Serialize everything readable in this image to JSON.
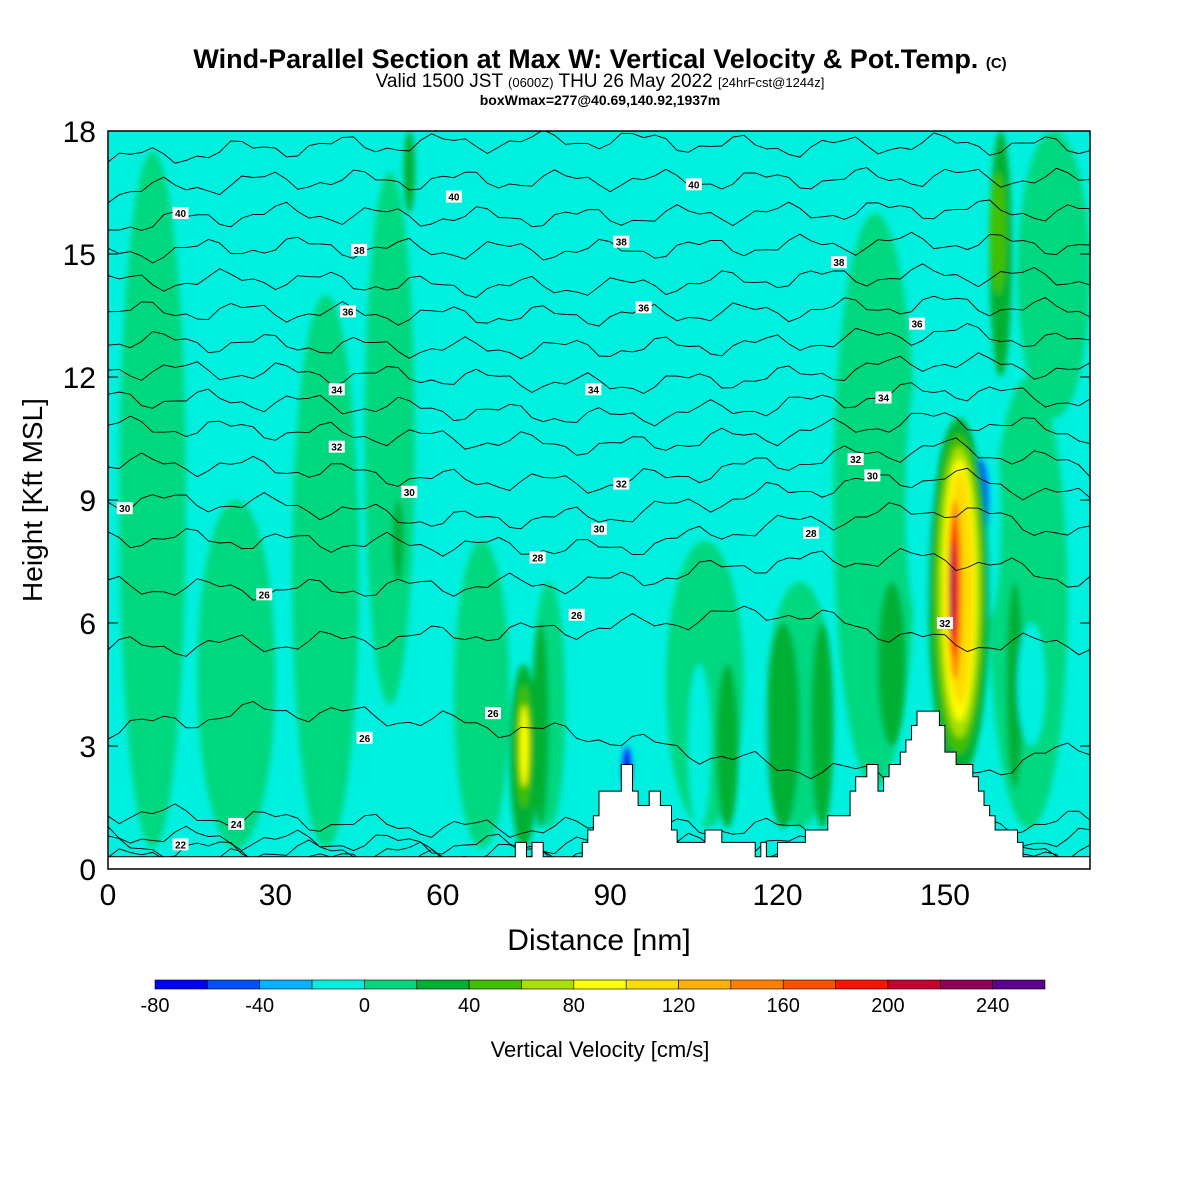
{
  "header": {
    "title_main": "Wind-Parallel Section at Max W: Vertical Velocity & Pot.Temp.",
    "title_mark": "(C)",
    "valid_a": "Valid 1500 JST",
    "valid_b": "(0600Z)",
    "valid_c": "THU 26 May 2022",
    "valid_d": "[24hrFcst@1244z]",
    "boxline": "boxWmax=277@40.69,140.92,1937m"
  },
  "colors": {
    "background_field": "#00f0e0",
    "green_light": "#00d880",
    "green_mid": "#00c040",
    "terrain": "#ffffff",
    "contour": "#000000"
  },
  "chart_data": {
    "type": "heatmap",
    "xlabel": "Distance [nm]",
    "ylabel": "Height [Kft MSL]",
    "xlim": [
      0,
      176
    ],
    "ylim": [
      0,
      18
    ],
    "xticks": [
      0,
      30,
      60,
      90,
      120,
      150
    ],
    "yticks": [
      0,
      3,
      6,
      9,
      12,
      15,
      18
    ],
    "colorbar": {
      "label": "Vertical Velocity [cm/s]",
      "bounds": [
        -80,
        -60,
        -40,
        -20,
        0,
        20,
        40,
        60,
        80,
        100,
        120,
        140,
        160,
        180,
        200,
        220,
        240,
        260
      ],
      "tick_labels": [
        "-80",
        "-40",
        "0",
        "40",
        "80",
        "120",
        "160",
        "200",
        "240"
      ],
      "tick_values": [
        -80,
        -40,
        0,
        40,
        80,
        120,
        160,
        200,
        240
      ],
      "colors": [
        "#0000ff",
        "#0050ff",
        "#00b4ff",
        "#00f0e0",
        "#00d880",
        "#00b030",
        "#40c000",
        "#a8e000",
        "#ffff00",
        "#ffdc00",
        "#ffb000",
        "#ff8000",
        "#ff5000",
        "#ff1000",
        "#c80030",
        "#900058",
        "#600090"
      ]
    },
    "terrain": [
      [
        0,
        0.3
      ],
      [
        73,
        0.3
      ],
      [
        73,
        0.65
      ],
      [
        75,
        0.65
      ],
      [
        75,
        0.3
      ],
      [
        76,
        0.3
      ],
      [
        76,
        0.65
      ],
      [
        78,
        0.65
      ],
      [
        78,
        0.3
      ],
      [
        85,
        0.3
      ],
      [
        85,
        0.65
      ],
      [
        86,
        0.65
      ],
      [
        86,
        0.95
      ],
      [
        87,
        0.95
      ],
      [
        87,
        1.3
      ],
      [
        88,
        1.3
      ],
      [
        88,
        1.9
      ],
      [
        92,
        1.9
      ],
      [
        92,
        2.55
      ],
      [
        94,
        2.55
      ],
      [
        94,
        1.9
      ],
      [
        95,
        1.9
      ],
      [
        95,
        1.55
      ],
      [
        97,
        1.55
      ],
      [
        97,
        1.9
      ],
      [
        99,
        1.9
      ],
      [
        99,
        1.55
      ],
      [
        101,
        1.55
      ],
      [
        101,
        0.95
      ],
      [
        102,
        0.95
      ],
      [
        102,
        0.65
      ],
      [
        107,
        0.65
      ],
      [
        107,
        0.95
      ],
      [
        110,
        0.95
      ],
      [
        110,
        0.65
      ],
      [
        116,
        0.65
      ],
      [
        116,
        0.3
      ],
      [
        117,
        0.3
      ],
      [
        117,
        0.65
      ],
      [
        118,
        0.65
      ],
      [
        118,
        0.3
      ],
      [
        120,
        0.3
      ],
      [
        120,
        0.65
      ],
      [
        125,
        0.65
      ],
      [
        125,
        0.95
      ],
      [
        129,
        0.95
      ],
      [
        129,
        1.3
      ],
      [
        133,
        1.3
      ],
      [
        133,
        1.9
      ],
      [
        134,
        1.9
      ],
      [
        134,
        2.25
      ],
      [
        136,
        2.25
      ],
      [
        136,
        2.55
      ],
      [
        138,
        2.55
      ],
      [
        138,
        1.9
      ],
      [
        139,
        1.9
      ],
      [
        139,
        2.25
      ],
      [
        140,
        2.25
      ],
      [
        140,
        2.55
      ],
      [
        142,
        2.55
      ],
      [
        142,
        2.85
      ],
      [
        143,
        2.85
      ],
      [
        143,
        3.15
      ],
      [
        144,
        3.15
      ],
      [
        144,
        3.5
      ],
      [
        145,
        3.5
      ],
      [
        145,
        3.85
      ],
      [
        149,
        3.85
      ],
      [
        149,
        3.5
      ],
      [
        150,
        3.5
      ],
      [
        150,
        2.85
      ],
      [
        152,
        2.85
      ],
      [
        152,
        2.55
      ],
      [
        155,
        2.55
      ],
      [
        155,
        2.25
      ],
      [
        156,
        2.25
      ],
      [
        156,
        1.9
      ],
      [
        157,
        1.9
      ],
      [
        157,
        1.55
      ],
      [
        158,
        1.55
      ],
      [
        158,
        1.3
      ],
      [
        159,
        1.3
      ],
      [
        159,
        0.95
      ],
      [
        163,
        0.95
      ],
      [
        163,
        0.65
      ],
      [
        164,
        0.65
      ],
      [
        164,
        0.3
      ],
      [
        176,
        0.3
      ]
    ],
    "velocity_regions": [
      {
        "x": [
          2,
          14
        ],
        "y": [
          0.5,
          17.5
        ],
        "value": 10
      },
      {
        "x": [
          16,
          30
        ],
        "y": [
          0.5,
          9
        ],
        "value": 10
      },
      {
        "x": [
          33,
          45
        ],
        "y": [
          0.5,
          14
        ],
        "value": 10
      },
      {
        "x": [
          46,
          55
        ],
        "y": [
          4,
          17
        ],
        "value": 10
      },
      {
        "x": [
          62,
          72
        ],
        "y": [
          0.5,
          8
        ],
        "value": 10
      },
      {
        "x": [
          76,
          82
        ],
        "y": [
          1,
          7
        ],
        "value": 10
      },
      {
        "x": [
          100,
          114
        ],
        "y": [
          1,
          8
        ],
        "value": 10
      },
      {
        "x": [
          118,
          130
        ],
        "y": [
          1,
          7
        ],
        "value": 10
      },
      {
        "x": [
          130,
          145
        ],
        "y": [
          2,
          16
        ],
        "value": 10
      },
      {
        "x": [
          158,
          172
        ],
        "y": [
          1,
          12
        ],
        "value": 10
      },
      {
        "x": [
          163,
          176
        ],
        "y": [
          11,
          18
        ],
        "value": 10
      },
      {
        "x": [
          118,
          124
        ],
        "y": [
          1,
          6
        ],
        "value": 30
      },
      {
        "x": [
          126,
          130
        ],
        "y": [
          1,
          6
        ],
        "value": 30
      },
      {
        "x": [
          138,
          143
        ],
        "y": [
          3,
          7
        ],
        "value": 30
      },
      {
        "x": [
          161,
          164
        ],
        "y": [
          2,
          7
        ],
        "value": 30
      },
      {
        "x": [
          109,
          113
        ],
        "y": [
          1,
          5
        ],
        "value": 30
      },
      {
        "x": [
          76,
          79
        ],
        "y": [
          1,
          6
        ],
        "value": 30
      },
      {
        "x": [
          51,
          53
        ],
        "y": [
          7,
          9
        ],
        "value": 30
      },
      {
        "x": [
          53,
          55
        ],
        "y": [
          16,
          18
        ],
        "value": 30
      },
      {
        "x": [
          158,
          162
        ],
        "y": [
          12,
          18
        ],
        "value": 30
      },
      {
        "x": [
          158,
          161
        ],
        "y": [
          14,
          17
        ],
        "value": 50
      },
      {
        "x": [
          88,
          98
        ],
        "y": [
          1.5,
          6.5
        ],
        "value": -10
      },
      {
        "x": [
          104,
          108
        ],
        "y": [
          1,
          5
        ],
        "value": -10
      },
      {
        "x": [
          114,
          118
        ],
        "y": [
          1,
          5
        ],
        "value": -10
      },
      {
        "x": [
          143,
          148
        ],
        "y": [
          6,
          12
        ],
        "value": -10
      },
      {
        "x": [
          155,
          160
        ],
        "y": [
          6,
          11
        ],
        "value": -10
      },
      {
        "x": [
          163,
          168
        ],
        "y": [
          3,
          6
        ],
        "value": -10
      },
      {
        "x": [
          92,
          94
        ],
        "y": [
          2,
          3
        ],
        "value": -70
      },
      {
        "x": [
          155,
          158
        ],
        "y": [
          8,
          10
        ],
        "value": -50
      },
      {
        "x": [
          72,
          77
        ],
        "y": [
          0.5,
          5
        ],
        "value": 30
      },
      {
        "x": [
          73,
          76
        ],
        "y": [
          1.5,
          4.5
        ],
        "value": 50
      },
      {
        "x": [
          73.8,
          75.4
        ],
        "y": [
          2,
          4
        ],
        "value": 90
      },
      {
        "x": [
          147,
          158
        ],
        "y": [
          2.2,
          11
        ],
        "value": 30
      },
      {
        "x": [
          148,
          157
        ],
        "y": [
          2.8,
          10.6
        ],
        "value": 50
      },
      {
        "x": [
          148.8,
          156.4
        ],
        "y": [
          3.2,
          10.3
        ],
        "value": 70
      },
      {
        "x": [
          149.6,
          155.6
        ],
        "y": [
          3.6,
          10
        ],
        "value": 90
      },
      {
        "x": [
          150.4,
          155
        ],
        "y": [
          4,
          9.7
        ],
        "value": 110
      },
      {
        "x": [
          150.6,
          153
        ],
        "y": [
          4.6,
          9
        ],
        "value": 150
      },
      {
        "x": [
          150.8,
          152.4
        ],
        "y": [
          5.2,
          8.5
        ],
        "value": 190
      },
      {
        "x": [
          151,
          151.8
        ],
        "y": [
          5.6,
          8
        ],
        "value": 230
      }
    ],
    "theta_levels": [
      22,
      23,
      24,
      25,
      26,
      27,
      28,
      29,
      30,
      31,
      32,
      33,
      34,
      35,
      36,
      37,
      38,
      39,
      40,
      41
    ],
    "theta_profiles": [
      {
        "x": 0,
        "heights": [
          0.28,
          0.55,
          0.85,
          1.4,
          3.4,
          5.4,
          6.9,
          8.1,
          9.0,
          9.9,
          10.8,
          11.5,
          12.2,
          12.9,
          13.6,
          14.3,
          15.0,
          15.7,
          16.5,
          17.3
        ]
      },
      {
        "x": 30,
        "heights": [
          0.22,
          0.45,
          0.7,
          1.2,
          3.9,
          5.5,
          6.8,
          8.0,
          8.9,
          9.8,
          10.7,
          11.4,
          12.1,
          12.8,
          13.6,
          14.4,
          15.2,
          16.0,
          16.8,
          17.6
        ]
      },
      {
        "x": 60,
        "heights": [
          0.2,
          0.4,
          0.6,
          1.0,
          3.6,
          5.7,
          6.9,
          7.9,
          8.5,
          9.5,
          10.5,
          11.2,
          12.0,
          12.7,
          13.5,
          14.2,
          15.1,
          15.9,
          16.8,
          17.7
        ]
      },
      {
        "x": 90,
        "heights": [
          0.2,
          0.4,
          0.6,
          1.0,
          3.2,
          5.9,
          7.0,
          7.8,
          8.6,
          9.4,
          10.3,
          11.0,
          11.8,
          12.7,
          13.5,
          14.2,
          15.1,
          15.9,
          16.8,
          17.8
        ]
      },
      {
        "x": 120,
        "heights": [
          0.2,
          0.4,
          0.6,
          1.0,
          2.5,
          6.3,
          7.5,
          8.4,
          9.2,
          9.9,
          10.6,
          11.3,
          12.0,
          12.8,
          13.6,
          14.4,
          15.2,
          16.0,
          16.8,
          17.6
        ]
      },
      {
        "x": 150,
        "heights": [
          0.2,
          0.4,
          0.6,
          1.0,
          2.2,
          5.5,
          7.6,
          8.8,
          9.6,
          10.3,
          11.0,
          11.7,
          12.4,
          13.1,
          13.8,
          14.5,
          15.3,
          16.1,
          16.9,
          17.7
        ]
      },
      {
        "x": 176,
        "heights": [
          0.25,
          0.5,
          0.8,
          1.2,
          3.0,
          5.5,
          7.0,
          8.1,
          9.0,
          9.8,
          10.6,
          11.4,
          12.1,
          12.8,
          13.6,
          14.4,
          15.2,
          16.0,
          16.8,
          17.6
        ]
      }
    ],
    "contour_labels": [
      {
        "text": "40",
        "x": 13,
        "y": 16.0
      },
      {
        "text": "40",
        "x": 62,
        "y": 16.4
      },
      {
        "text": "40",
        "x": 105,
        "y": 16.7
      },
      {
        "text": "38",
        "x": 45,
        "y": 15.1
      },
      {
        "text": "38",
        "x": 92,
        "y": 15.3
      },
      {
        "text": "38",
        "x": 131,
        "y": 14.8
      },
      {
        "text": "36",
        "x": 43,
        "y": 13.6
      },
      {
        "text": "36",
        "x": 96,
        "y": 13.7
      },
      {
        "text": "36",
        "x": 145,
        "y": 13.3
      },
      {
        "text": "34",
        "x": 41,
        "y": 11.7
      },
      {
        "text": "34",
        "x": 87,
        "y": 11.7
      },
      {
        "text": "34",
        "x": 139,
        "y": 11.5
      },
      {
        "text": "32",
        "x": 41,
        "y": 10.3
      },
      {
        "text": "32",
        "x": 92,
        "y": 9.4
      },
      {
        "text": "32",
        "x": 134,
        "y": 10.0
      },
      {
        "text": "32",
        "x": 150,
        "y": 6.0
      },
      {
        "text": "30",
        "x": 3,
        "y": 8.8
      },
      {
        "text": "30",
        "x": 54,
        "y": 9.2
      },
      {
        "text": "30",
        "x": 88,
        "y": 8.3
      },
      {
        "text": "30",
        "x": 137,
        "y": 9.6
      },
      {
        "text": "28",
        "x": 77,
        "y": 7.6
      },
      {
        "text": "28",
        "x": 126,
        "y": 8.2
      },
      {
        "text": "26",
        "x": 28,
        "y": 6.7
      },
      {
        "text": "26",
        "x": 84,
        "y": 6.2
      },
      {
        "text": "26",
        "x": 46,
        "y": 3.2
      },
      {
        "text": "26",
        "x": 69,
        "y": 3.8
      },
      {
        "text": "24",
        "x": 23,
        "y": 1.1
      },
      {
        "text": "22",
        "x": 13,
        "y": 0.6
      }
    ]
  }
}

### What the task asks
Return only those lines of the records that contain the string "Vertical".

### Result
    "title_main": "Wind-Parallel Section at Max W: Vertical Velocity & Pot.Temp.",
      "label": "Vertical Velocity [cm/s]",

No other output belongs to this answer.